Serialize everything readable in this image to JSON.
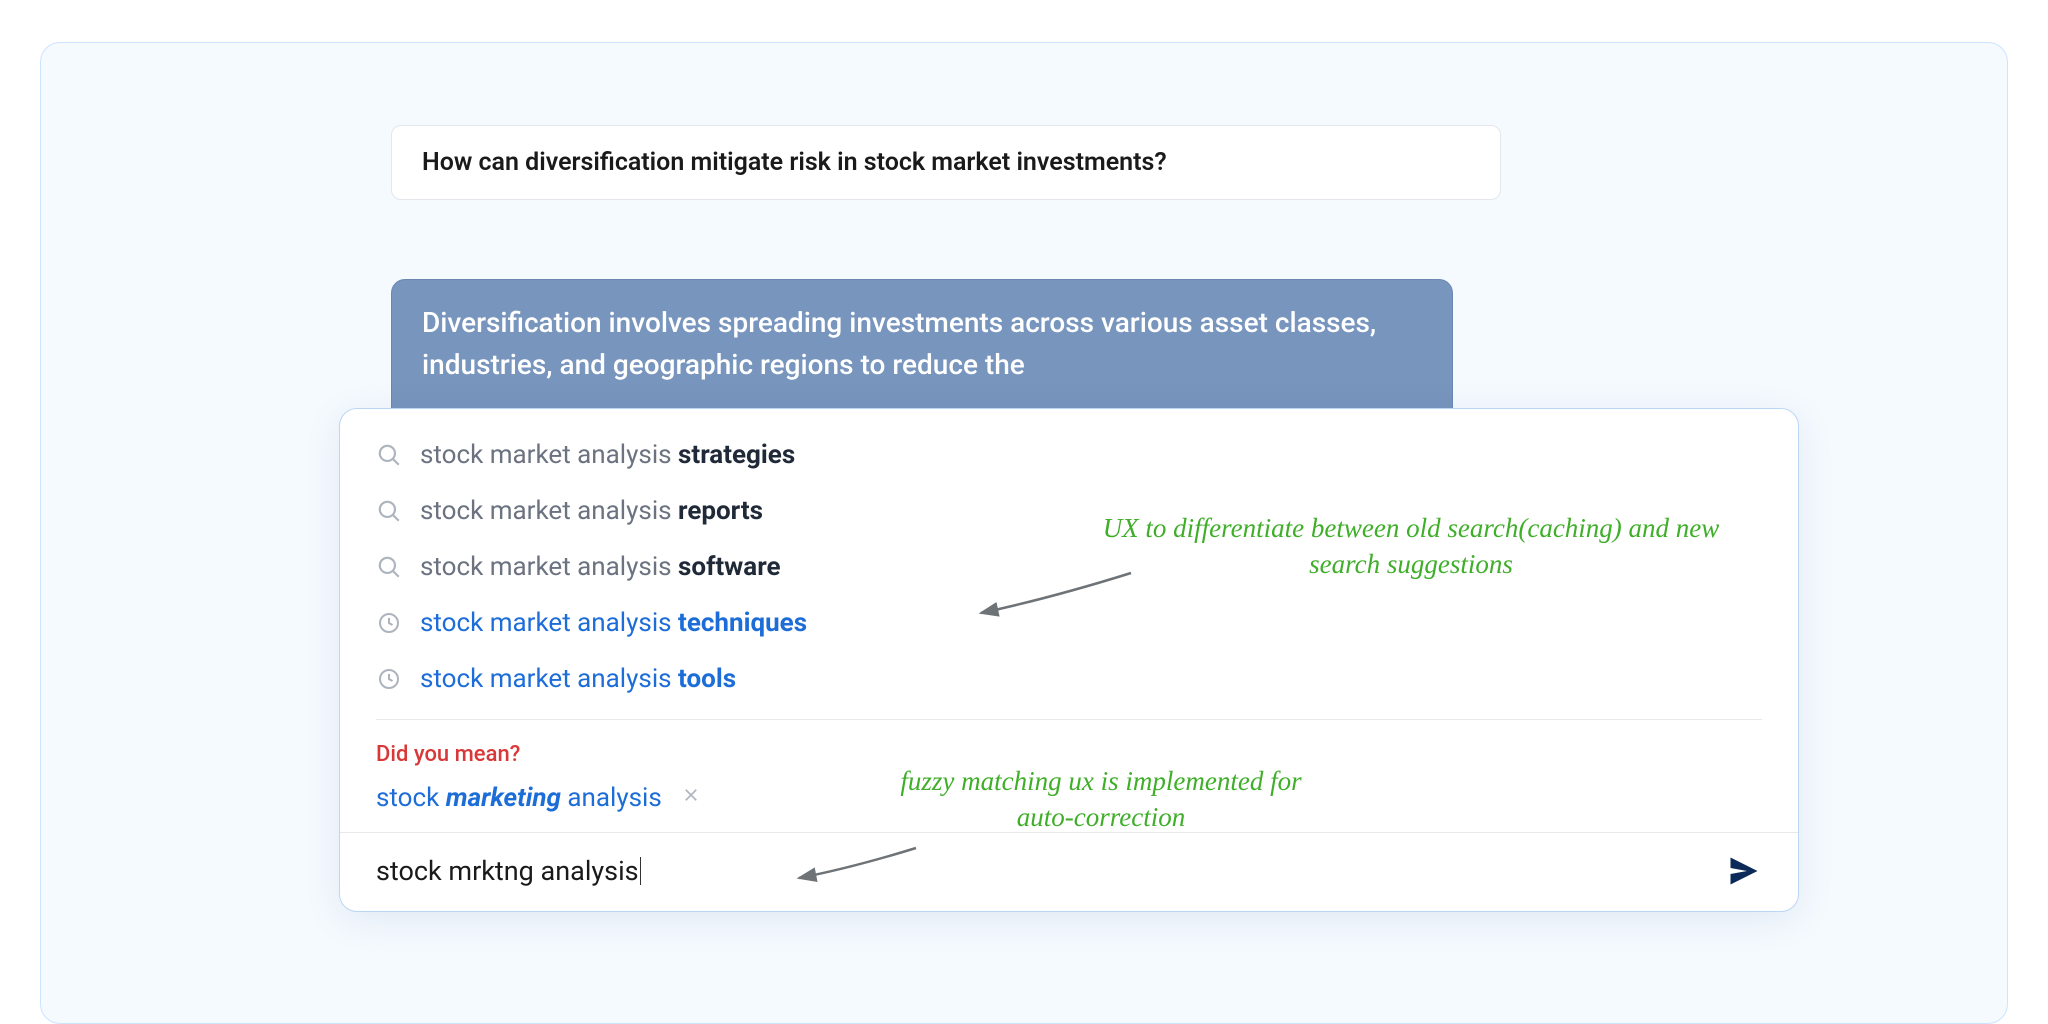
{
  "question": "How can diversification mitigate risk in stock market investments?",
  "answer": "Diversification involves spreading investments across various asset classes, industries, and geographic regions to reduce the",
  "suggestions": [
    {
      "type": "new",
      "prefix": "stock market analysis ",
      "bold": "strategies"
    },
    {
      "type": "new",
      "prefix": "stock market analysis ",
      "bold": "reports"
    },
    {
      "type": "new",
      "prefix": "stock market analysis ",
      "bold": "software"
    },
    {
      "type": "history",
      "prefix": "stock market analysis ",
      "bold": "techniques"
    },
    {
      "type": "history",
      "prefix": "stock market analysis ",
      "bold": "tools"
    }
  ],
  "didYouMean": {
    "label": "Did you mean?",
    "before": "stock ",
    "italic": "marketing",
    "after": " analysis"
  },
  "input": "stock mrktng analysis",
  "annotations": {
    "note1": "UX to differentiate between old search(caching) and new search suggestions",
    "note2": "fuzzy matching ux is implemented for auto-correction"
  },
  "colors": {
    "link": "#1d6dd8",
    "error": "#d93838",
    "annotation": "#3fae29"
  }
}
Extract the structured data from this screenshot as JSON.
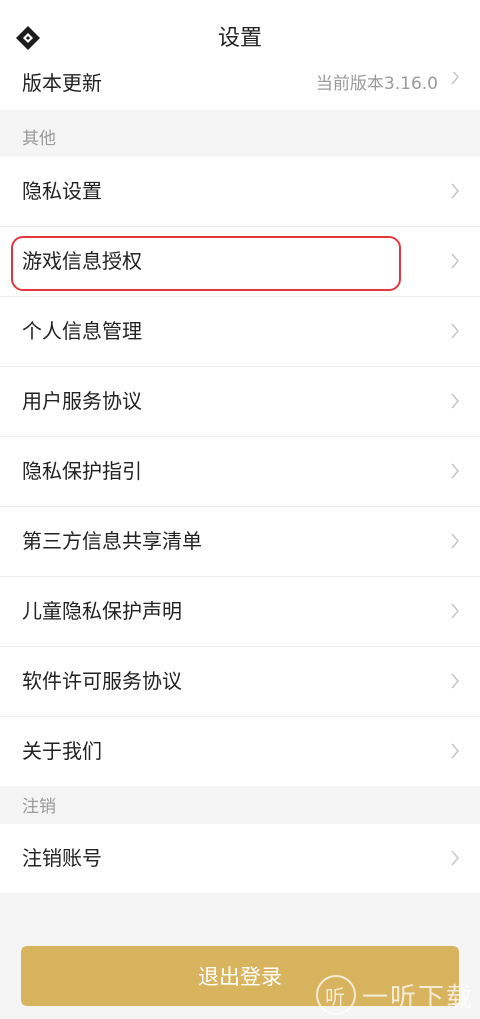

━━━━

**EXERCISE:** Using the listing above, list every line in which the string "investments" occurs.

**WORKED ANSWER:**
  "question": "How can diversification mitigate risk in stock market investments?",
  "answer": "Diversification involves spreading investments across various asset classes, industries, and geographic regions to reduce the",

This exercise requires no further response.